▶ **QUOTED TEXT**
• • • • •

The entire build system is written in Perl, where I am comfortable.  I 
even wrote an object-oriented module that the scripts share.  The update 
script runs every two minutes, from cron, indexing anything with a 
higher document ID than the one recorded during the last successful 
run.  There are some other scripts that run on longer intervals and 
handle things like deletes and data redistribution into shards.  These 
scripts kick off the build, then use the bare /dataimport URL to track 
when the import completes and whether it's successful.

Thanks,
Shawn

Re: keeping data consistent between Database and Solr

Posted by "onlinespending@gmail.com" <on...@gmail.com>.

That's pretty interesting to use the autoincrementing document ID as a way
to keep track of what has not been indexed in Solr.  And you overwrite this
document ID even when you modify an existing document.  Very cool.  I
suppose the number can even rotate back to 0, as long as you handle that.

I am thinking of using a timestamp to achieve a similar thing. All documents
that have been accessed after the last Solr index need to be added to the
Solr index.  In fact, each name-value pair in Cassandra has a timestamp
associated with it, so I'm curious if I could simply use this.

I'm curious how you handle the delta-imports. Do you have some routine that
periodically checks for updates to your MySQL database via the document ID?
Which language do you use for that?

Thanks,
Ben

On Tue, Mar 15, 2011 at 9:12 AM, Shawn Heisey <so...@elyograg.org> wrote:

> On 3/14/2011 9:38 PM, onlinespending@gmail.com wrote:
>
>> But my main question is, how do I guarantee that data between my Cassandra
>> database and Solr index are consistent and up-to-date?
>>
>
> Our MySQL database has two unique indexes.  One is a document ID,
> implemented in MySQL as an autoincrement integer and in Solr as a long.  The
> other is what we call a tag id, implemented in MySQL as a varchar and Solr
> as a single lowercased token and serving as Solr's uniqueKey.  We have an
> update trigger on the database that updates the document ID whenever the
> database document is updated.
>
> We have a homegrown build system for Solr.  In a nutshell, it keeps track
> of the newest document ID in the Solr Index.  If the DIH delta-import fails,
> it doesn't update the stored ID, which means that on the next run, it will
> try and index those documents again.  Changes to the entries in the database
> are automatically picked up because the document ID is newer, but the tag id
> doesn't change, so the document in Solr is overwritten.
>
> Things are actually more complex than I've written, because our index is
> distributed.  Hopefully it can give you some ideas for yours.
>
> Shawn
>
>

Re: keeping data consistent between Database and Solr

Posted by Shawn Heisey <so...@elyograg.org>.

On 3/14/2011 9:38 PM, onlinespending@gmail.com wrote:
> But my main question is, how do I guarantee that data between my Cassandra
> database and Solr index are consistent and up-to-date?

Our MySQL database has two unique indexes.  One is a document ID, 
implemented in MySQL as an autoincrement integer and in Solr as a long.  
The other is what we call a tag id, implemented in MySQL as a varchar 
and Solr as a single lowercased token and serving as Solr's uniqueKey.  
We have an update trigger on the database that updates the document ID 
whenever the database document is updated.

• • • • •

▶ **DATA EXCERPT**
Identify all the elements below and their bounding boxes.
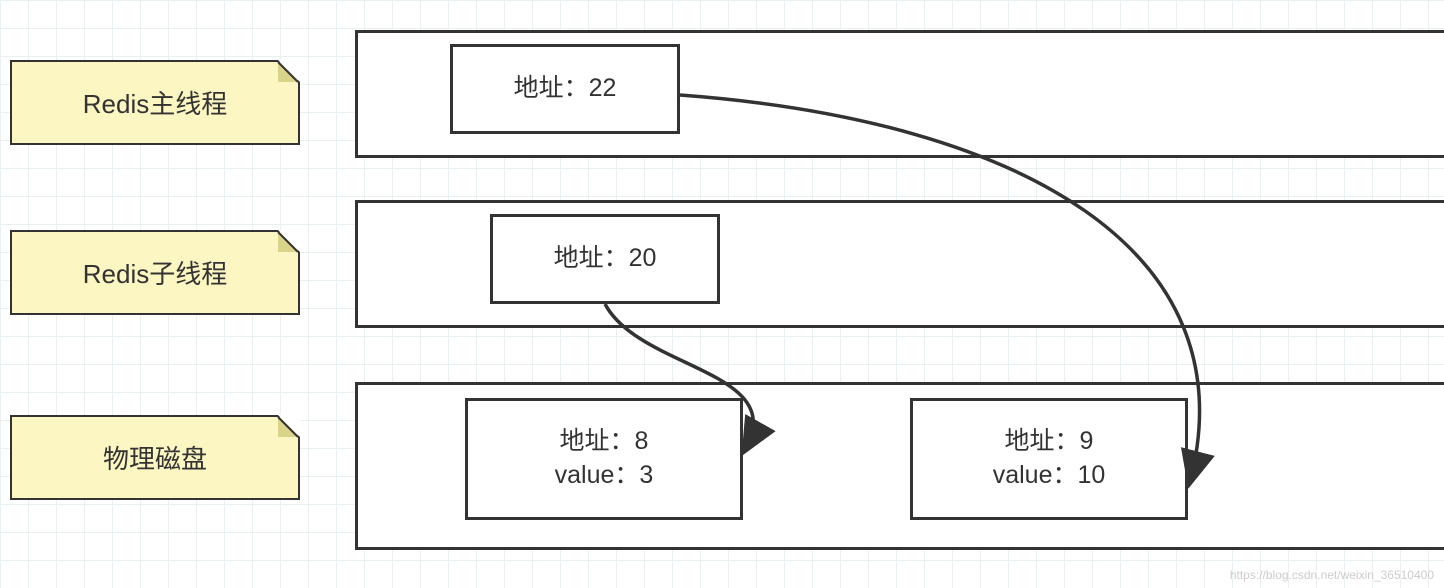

• • • • •

Reproduce the Solr thread from "That's pretty interesting" to "the document ID?", swapping "timestamp" for "version number". Base your work on the text alone.

▶ **FINISHED EXERCISE**
That's pretty interesting to use the autoincrementing document ID as a way
to keep track of what has not been indexed in Solr.  And you overwrite this
document ID even when you modify an existing document.  Very cool.  I
suppose the number can even rotate back to 0, as long as you handle that.

I am thinking of using a version number to achieve a similar thing. All documents
that have been accessed after the last Solr index need to be added to the
Solr index.  In fact, each name-value pair in Cassandra has a version number
associated with it, so I'm curious if I could simply use this.

I'm curious how you handle the delta-imports. Do you have some routine that
periodically checks for updates to your MySQL database via the document ID?